→ **Exercise**
In the listing below, locate the lines that hold the string "fixed". Copy those lines.

***** Listed entries

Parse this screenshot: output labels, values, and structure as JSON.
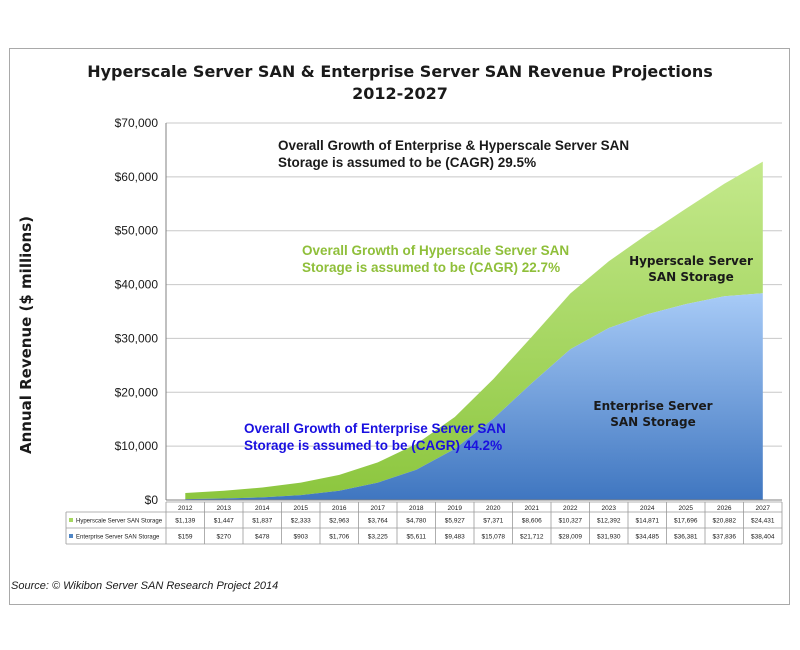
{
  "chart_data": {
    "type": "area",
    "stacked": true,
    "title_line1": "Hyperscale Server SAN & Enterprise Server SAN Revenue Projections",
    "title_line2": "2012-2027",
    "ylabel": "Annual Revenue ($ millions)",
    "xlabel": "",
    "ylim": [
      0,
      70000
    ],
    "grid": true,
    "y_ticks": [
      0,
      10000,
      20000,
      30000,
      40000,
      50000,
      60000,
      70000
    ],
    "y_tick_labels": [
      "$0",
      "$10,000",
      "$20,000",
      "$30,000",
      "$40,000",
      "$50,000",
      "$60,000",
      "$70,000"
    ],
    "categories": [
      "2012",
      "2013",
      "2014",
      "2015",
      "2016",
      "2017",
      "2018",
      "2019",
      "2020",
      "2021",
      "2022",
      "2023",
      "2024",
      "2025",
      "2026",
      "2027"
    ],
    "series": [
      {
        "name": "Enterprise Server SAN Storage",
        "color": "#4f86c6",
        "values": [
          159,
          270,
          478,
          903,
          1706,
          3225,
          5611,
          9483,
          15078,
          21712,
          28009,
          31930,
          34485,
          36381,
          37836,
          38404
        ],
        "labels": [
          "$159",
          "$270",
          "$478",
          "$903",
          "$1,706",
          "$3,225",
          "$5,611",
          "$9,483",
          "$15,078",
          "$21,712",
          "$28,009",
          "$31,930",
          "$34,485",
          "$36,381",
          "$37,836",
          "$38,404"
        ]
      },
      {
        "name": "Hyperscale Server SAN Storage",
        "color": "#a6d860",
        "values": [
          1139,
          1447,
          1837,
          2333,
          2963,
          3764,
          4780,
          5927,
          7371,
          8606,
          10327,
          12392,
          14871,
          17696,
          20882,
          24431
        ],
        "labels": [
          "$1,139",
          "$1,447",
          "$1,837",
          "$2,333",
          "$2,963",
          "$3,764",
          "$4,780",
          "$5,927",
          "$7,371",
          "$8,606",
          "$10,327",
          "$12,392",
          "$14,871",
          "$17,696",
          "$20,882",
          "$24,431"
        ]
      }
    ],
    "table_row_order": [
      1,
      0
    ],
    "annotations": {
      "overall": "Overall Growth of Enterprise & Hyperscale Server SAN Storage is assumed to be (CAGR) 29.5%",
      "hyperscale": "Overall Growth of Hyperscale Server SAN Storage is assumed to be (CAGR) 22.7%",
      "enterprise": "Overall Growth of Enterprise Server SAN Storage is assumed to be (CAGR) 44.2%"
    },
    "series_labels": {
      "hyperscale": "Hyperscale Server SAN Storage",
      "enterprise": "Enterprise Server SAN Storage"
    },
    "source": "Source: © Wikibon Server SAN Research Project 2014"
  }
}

**********
***** Listed entries

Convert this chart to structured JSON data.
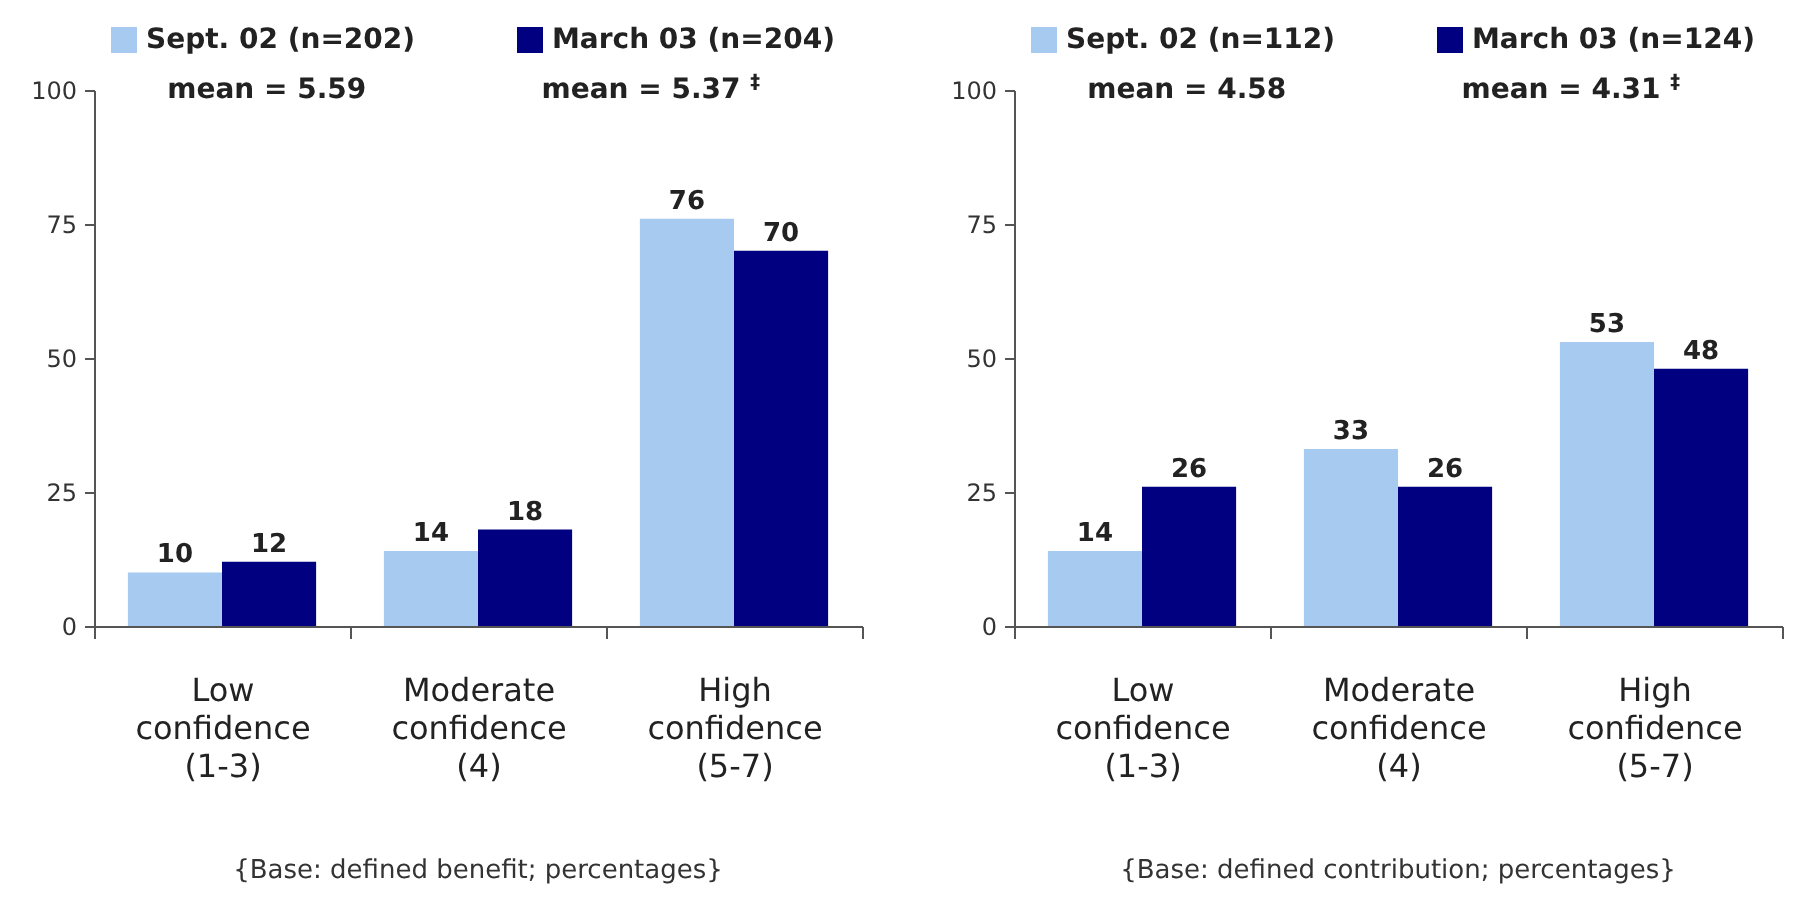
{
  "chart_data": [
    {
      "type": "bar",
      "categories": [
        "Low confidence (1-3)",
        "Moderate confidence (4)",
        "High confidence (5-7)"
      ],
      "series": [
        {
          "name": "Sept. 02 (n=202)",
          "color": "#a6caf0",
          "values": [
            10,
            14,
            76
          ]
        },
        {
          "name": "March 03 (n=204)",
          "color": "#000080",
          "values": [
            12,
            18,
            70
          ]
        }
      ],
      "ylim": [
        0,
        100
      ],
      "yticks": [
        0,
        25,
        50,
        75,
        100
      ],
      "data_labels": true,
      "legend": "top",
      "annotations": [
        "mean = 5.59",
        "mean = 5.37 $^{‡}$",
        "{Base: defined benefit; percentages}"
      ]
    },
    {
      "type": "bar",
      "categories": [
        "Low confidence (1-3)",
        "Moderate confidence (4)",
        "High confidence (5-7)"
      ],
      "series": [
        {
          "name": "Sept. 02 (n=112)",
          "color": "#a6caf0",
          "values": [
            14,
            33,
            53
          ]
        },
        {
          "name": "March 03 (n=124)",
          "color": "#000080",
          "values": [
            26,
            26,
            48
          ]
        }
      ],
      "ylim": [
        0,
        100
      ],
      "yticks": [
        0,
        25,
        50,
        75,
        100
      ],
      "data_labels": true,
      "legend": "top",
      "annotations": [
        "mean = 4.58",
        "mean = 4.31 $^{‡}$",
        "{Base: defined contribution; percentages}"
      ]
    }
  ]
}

**********
***** Listed entries

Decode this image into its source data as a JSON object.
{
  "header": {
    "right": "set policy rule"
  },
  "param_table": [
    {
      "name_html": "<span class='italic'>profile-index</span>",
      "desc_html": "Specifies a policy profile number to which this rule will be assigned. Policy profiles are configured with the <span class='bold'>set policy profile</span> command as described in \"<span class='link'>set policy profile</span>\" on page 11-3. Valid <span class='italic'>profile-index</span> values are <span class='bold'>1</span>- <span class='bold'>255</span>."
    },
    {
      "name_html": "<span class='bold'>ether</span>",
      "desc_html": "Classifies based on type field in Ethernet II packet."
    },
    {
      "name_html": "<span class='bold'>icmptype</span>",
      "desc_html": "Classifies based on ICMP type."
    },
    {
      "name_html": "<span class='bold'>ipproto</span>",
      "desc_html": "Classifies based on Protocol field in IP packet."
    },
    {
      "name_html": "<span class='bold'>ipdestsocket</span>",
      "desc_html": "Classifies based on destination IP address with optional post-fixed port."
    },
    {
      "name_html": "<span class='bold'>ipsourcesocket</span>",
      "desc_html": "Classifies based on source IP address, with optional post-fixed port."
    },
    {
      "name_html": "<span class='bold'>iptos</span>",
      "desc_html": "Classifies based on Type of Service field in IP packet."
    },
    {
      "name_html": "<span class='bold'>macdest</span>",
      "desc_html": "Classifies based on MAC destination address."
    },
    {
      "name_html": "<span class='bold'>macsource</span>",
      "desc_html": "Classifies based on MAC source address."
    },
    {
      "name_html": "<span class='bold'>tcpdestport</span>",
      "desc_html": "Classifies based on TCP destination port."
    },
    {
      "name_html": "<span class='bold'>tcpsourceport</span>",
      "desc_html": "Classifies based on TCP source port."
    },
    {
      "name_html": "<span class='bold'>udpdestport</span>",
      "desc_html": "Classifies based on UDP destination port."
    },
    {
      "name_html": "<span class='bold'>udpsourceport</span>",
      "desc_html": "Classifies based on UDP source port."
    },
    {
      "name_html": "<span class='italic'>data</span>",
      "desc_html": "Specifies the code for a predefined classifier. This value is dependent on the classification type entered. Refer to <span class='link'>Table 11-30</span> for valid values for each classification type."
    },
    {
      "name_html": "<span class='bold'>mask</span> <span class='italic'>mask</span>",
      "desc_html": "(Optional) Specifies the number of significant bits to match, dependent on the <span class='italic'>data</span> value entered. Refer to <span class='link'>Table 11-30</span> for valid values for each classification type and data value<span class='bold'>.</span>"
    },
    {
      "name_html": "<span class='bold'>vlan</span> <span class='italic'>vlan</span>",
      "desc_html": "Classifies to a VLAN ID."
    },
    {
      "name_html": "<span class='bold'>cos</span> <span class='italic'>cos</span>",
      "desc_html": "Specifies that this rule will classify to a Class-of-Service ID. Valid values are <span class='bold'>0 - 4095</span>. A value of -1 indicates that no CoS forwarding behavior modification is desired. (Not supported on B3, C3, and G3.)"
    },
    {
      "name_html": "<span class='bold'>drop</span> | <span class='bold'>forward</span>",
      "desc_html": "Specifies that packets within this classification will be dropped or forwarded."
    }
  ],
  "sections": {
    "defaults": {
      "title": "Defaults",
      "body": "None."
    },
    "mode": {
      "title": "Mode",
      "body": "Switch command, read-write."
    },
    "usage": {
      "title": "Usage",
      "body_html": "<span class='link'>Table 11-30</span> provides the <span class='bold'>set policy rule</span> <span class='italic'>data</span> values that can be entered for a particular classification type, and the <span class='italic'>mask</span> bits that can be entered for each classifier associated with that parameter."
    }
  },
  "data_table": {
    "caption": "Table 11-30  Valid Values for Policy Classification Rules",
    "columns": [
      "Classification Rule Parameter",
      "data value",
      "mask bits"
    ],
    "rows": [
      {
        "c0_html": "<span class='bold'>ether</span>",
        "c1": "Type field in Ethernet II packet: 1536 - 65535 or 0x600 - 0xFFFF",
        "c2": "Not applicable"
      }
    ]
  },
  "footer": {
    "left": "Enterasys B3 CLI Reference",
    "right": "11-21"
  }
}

**********

→ **Output for this exercise**
      "desc_html": "Classifies based on destination IP address with optional post-fixed port."
      "desc_html": "Classifies based on source IP address, with optional post-fixed port."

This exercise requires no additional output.